Goal
Lay out the stretch of the records below from their first line through the line that contains "x-tick-label: -20 — [687, 796, 747, 842]" as a Markdown table with the columns No. and Entry, giving each line its row number and leaving out blank lines.
══════
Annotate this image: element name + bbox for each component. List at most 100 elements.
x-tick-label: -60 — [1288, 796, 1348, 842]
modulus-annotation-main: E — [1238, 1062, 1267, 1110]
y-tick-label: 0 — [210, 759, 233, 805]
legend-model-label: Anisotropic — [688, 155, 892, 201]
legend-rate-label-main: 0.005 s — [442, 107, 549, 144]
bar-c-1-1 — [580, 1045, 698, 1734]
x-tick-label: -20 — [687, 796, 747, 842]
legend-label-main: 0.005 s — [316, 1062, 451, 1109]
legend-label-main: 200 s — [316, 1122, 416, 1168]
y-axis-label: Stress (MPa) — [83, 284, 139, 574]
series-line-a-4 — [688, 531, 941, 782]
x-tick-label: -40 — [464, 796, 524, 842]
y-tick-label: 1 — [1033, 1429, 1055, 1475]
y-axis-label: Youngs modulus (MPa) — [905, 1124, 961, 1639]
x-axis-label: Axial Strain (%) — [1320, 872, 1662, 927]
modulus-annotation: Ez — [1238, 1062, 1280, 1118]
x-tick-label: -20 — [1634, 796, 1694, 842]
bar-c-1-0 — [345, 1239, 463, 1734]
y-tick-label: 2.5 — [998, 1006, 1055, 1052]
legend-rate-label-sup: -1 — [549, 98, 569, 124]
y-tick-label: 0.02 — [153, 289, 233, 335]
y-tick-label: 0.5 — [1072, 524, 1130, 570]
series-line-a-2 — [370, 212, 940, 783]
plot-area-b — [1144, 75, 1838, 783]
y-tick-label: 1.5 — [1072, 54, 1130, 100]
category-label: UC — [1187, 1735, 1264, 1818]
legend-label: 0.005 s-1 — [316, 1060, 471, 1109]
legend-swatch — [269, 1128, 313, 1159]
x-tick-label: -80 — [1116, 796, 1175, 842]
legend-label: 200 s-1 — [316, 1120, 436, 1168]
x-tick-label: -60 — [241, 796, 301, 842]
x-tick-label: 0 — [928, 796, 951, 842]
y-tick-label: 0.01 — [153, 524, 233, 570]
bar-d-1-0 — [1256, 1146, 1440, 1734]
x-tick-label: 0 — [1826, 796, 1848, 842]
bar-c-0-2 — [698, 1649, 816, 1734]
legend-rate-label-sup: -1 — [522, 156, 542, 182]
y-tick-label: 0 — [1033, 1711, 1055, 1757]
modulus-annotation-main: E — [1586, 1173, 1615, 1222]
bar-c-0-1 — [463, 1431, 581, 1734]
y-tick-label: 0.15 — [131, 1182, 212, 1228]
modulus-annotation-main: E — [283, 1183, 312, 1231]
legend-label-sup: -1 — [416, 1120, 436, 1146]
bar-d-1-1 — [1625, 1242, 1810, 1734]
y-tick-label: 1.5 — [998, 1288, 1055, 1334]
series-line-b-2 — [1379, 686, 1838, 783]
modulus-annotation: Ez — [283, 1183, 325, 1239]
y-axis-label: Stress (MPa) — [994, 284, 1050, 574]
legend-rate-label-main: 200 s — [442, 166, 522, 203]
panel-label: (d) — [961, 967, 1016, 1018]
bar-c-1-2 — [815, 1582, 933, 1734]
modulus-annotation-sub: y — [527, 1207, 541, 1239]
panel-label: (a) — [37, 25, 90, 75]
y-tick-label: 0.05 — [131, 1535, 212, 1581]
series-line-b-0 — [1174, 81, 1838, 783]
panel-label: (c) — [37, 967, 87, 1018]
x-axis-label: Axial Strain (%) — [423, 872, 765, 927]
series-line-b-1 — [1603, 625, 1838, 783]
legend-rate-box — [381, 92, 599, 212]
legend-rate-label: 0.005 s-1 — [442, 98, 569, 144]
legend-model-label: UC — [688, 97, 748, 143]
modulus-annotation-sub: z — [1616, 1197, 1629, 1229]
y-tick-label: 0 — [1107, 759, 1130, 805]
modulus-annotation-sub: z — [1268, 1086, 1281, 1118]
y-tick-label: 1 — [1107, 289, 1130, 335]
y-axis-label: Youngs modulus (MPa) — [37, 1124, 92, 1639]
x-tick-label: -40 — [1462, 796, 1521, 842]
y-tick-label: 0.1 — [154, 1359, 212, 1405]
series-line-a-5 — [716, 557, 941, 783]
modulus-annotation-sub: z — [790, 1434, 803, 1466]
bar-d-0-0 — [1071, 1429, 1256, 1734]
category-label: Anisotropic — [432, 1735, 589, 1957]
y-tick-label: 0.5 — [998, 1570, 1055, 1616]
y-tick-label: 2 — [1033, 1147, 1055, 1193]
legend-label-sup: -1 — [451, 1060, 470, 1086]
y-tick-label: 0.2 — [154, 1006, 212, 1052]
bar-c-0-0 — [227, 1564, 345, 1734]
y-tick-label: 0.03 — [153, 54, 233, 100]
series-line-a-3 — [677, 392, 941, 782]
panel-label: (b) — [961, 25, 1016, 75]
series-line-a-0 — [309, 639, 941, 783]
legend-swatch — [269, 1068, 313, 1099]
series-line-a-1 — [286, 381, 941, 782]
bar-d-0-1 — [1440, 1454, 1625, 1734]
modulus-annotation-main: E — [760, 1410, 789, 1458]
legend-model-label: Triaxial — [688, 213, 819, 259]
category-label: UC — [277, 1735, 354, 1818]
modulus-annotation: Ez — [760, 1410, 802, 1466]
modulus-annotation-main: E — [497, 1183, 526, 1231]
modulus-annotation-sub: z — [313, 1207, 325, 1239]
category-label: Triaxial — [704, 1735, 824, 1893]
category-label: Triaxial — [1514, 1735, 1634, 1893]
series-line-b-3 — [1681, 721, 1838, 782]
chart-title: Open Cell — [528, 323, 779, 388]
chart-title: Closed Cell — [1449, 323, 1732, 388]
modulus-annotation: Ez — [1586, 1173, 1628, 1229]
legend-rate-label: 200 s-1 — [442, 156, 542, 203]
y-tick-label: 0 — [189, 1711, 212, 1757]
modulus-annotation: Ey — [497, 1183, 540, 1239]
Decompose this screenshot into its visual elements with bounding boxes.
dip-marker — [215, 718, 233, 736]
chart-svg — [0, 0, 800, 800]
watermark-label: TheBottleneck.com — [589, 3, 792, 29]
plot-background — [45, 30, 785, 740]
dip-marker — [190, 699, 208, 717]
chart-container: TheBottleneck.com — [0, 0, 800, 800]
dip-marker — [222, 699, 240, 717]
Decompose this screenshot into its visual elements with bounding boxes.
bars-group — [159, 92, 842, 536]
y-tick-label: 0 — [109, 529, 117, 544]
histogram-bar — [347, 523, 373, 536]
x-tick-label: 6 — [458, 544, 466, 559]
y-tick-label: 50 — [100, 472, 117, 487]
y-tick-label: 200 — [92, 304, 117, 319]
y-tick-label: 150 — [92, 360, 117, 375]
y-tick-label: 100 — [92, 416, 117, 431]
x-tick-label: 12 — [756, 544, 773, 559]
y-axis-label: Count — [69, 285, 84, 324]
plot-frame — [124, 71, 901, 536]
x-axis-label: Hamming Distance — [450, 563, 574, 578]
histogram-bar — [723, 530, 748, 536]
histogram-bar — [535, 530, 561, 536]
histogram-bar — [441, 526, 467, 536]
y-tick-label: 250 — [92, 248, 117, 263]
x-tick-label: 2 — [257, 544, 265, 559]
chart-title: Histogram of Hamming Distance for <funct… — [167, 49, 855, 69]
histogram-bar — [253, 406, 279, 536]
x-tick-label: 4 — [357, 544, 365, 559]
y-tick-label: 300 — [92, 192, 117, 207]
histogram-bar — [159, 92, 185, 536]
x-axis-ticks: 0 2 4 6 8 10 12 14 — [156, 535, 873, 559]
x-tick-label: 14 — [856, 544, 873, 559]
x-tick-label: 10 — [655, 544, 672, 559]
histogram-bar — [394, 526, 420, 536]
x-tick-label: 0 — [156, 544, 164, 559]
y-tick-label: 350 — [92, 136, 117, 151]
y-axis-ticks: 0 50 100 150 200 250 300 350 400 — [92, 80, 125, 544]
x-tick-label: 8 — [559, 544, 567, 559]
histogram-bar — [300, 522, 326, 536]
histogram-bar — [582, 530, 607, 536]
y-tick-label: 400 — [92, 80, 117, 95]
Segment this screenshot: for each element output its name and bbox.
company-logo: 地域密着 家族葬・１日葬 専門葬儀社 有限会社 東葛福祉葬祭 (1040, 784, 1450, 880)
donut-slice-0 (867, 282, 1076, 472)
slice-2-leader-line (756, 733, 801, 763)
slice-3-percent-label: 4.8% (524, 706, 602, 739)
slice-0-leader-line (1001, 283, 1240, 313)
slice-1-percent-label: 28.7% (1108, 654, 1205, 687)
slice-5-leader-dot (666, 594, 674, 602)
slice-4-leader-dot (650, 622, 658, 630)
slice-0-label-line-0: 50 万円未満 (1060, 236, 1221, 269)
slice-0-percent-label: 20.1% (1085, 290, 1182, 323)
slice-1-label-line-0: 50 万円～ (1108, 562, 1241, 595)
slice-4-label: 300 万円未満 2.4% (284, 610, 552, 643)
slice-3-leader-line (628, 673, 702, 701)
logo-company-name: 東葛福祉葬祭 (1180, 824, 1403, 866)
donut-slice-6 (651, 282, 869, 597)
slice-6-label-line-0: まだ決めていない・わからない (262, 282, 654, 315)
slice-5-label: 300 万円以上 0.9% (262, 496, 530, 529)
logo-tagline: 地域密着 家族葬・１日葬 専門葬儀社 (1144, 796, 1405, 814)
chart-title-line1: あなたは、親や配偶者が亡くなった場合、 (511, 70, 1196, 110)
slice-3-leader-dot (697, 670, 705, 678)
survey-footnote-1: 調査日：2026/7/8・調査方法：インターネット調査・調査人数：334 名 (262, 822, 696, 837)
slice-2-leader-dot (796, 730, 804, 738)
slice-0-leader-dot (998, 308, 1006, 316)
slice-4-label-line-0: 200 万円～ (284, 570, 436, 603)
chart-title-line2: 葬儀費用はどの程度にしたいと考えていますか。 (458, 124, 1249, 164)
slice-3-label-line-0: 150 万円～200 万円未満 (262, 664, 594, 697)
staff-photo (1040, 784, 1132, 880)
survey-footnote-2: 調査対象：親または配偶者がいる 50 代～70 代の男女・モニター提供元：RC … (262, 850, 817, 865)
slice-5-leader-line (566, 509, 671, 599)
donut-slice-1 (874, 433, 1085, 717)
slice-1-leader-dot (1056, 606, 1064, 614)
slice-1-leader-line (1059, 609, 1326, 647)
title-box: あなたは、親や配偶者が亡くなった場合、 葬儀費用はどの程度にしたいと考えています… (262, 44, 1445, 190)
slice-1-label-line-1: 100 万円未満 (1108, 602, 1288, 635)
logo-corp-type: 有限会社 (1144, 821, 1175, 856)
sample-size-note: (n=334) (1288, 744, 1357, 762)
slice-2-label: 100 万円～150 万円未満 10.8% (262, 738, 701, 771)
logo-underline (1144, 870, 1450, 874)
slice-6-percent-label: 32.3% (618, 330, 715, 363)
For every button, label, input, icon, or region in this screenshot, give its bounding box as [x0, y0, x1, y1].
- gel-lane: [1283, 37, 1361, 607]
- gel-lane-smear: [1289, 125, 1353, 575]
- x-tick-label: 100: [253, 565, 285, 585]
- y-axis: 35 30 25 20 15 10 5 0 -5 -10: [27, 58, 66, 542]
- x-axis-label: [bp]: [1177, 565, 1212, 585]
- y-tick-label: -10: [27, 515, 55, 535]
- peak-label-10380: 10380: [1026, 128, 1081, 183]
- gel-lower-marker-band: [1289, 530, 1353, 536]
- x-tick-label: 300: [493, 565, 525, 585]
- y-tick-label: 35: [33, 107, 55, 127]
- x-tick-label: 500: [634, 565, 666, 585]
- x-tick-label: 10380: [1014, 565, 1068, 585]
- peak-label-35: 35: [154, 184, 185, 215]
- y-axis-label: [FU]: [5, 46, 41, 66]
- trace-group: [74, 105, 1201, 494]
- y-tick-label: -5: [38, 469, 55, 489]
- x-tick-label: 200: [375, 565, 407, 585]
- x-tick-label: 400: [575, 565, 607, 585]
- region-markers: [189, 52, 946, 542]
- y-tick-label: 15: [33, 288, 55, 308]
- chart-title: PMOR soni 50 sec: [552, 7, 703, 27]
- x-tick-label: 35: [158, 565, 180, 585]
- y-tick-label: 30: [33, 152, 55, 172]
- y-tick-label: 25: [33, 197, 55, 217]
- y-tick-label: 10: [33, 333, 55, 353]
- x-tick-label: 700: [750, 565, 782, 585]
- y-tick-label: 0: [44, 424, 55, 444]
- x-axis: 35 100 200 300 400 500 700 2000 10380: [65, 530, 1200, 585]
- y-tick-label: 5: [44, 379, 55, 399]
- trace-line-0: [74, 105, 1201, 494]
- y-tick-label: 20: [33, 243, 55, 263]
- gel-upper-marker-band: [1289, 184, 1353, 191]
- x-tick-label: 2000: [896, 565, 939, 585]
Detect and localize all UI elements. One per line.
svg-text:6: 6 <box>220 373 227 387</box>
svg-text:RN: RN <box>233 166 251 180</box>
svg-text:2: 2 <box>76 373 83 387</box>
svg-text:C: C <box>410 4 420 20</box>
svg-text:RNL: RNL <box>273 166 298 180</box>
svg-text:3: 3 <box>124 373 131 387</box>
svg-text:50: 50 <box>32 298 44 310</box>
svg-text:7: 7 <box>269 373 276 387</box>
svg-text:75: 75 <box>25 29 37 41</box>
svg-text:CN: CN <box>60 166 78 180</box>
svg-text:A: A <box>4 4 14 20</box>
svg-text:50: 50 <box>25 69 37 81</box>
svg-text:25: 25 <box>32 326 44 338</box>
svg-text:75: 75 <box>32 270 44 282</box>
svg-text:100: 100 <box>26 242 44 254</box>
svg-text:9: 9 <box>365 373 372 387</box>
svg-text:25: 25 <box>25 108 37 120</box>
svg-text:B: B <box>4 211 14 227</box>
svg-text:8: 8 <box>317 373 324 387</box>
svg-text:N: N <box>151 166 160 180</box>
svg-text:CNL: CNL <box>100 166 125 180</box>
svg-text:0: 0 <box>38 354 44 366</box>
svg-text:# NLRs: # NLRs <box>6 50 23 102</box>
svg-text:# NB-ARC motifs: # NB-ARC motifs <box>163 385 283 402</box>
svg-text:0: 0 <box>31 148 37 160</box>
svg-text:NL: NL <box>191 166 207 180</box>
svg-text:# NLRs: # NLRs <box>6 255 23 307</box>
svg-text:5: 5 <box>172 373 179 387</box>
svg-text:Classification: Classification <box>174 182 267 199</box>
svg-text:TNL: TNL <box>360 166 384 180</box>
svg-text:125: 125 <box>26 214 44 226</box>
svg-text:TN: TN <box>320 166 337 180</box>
══════
Response
| No. | Entry |
|---|---|
| 1 | Annotate this image: element name + bbox for each component. List at most 100 elements. |
| 2 | x-tick-label: -60 — [1288, 796, 1348, 842] |
| 3 | modulus-annotation-main: E — [1238, 1062, 1267, 1110] |
| 4 | y-tick-label: 0 — [210, 759, 233, 805] |
| 5 | legend-model-label: Anisotropic — [688, 155, 892, 201] |
| 6 | legend-rate-label-main: 0.005 s — [442, 107, 549, 144] |
| 7 | bar-c-1-1 — [580, 1045, 698, 1734] |
| 8 | x-tick-label: -20 — [687, 796, 747, 842] |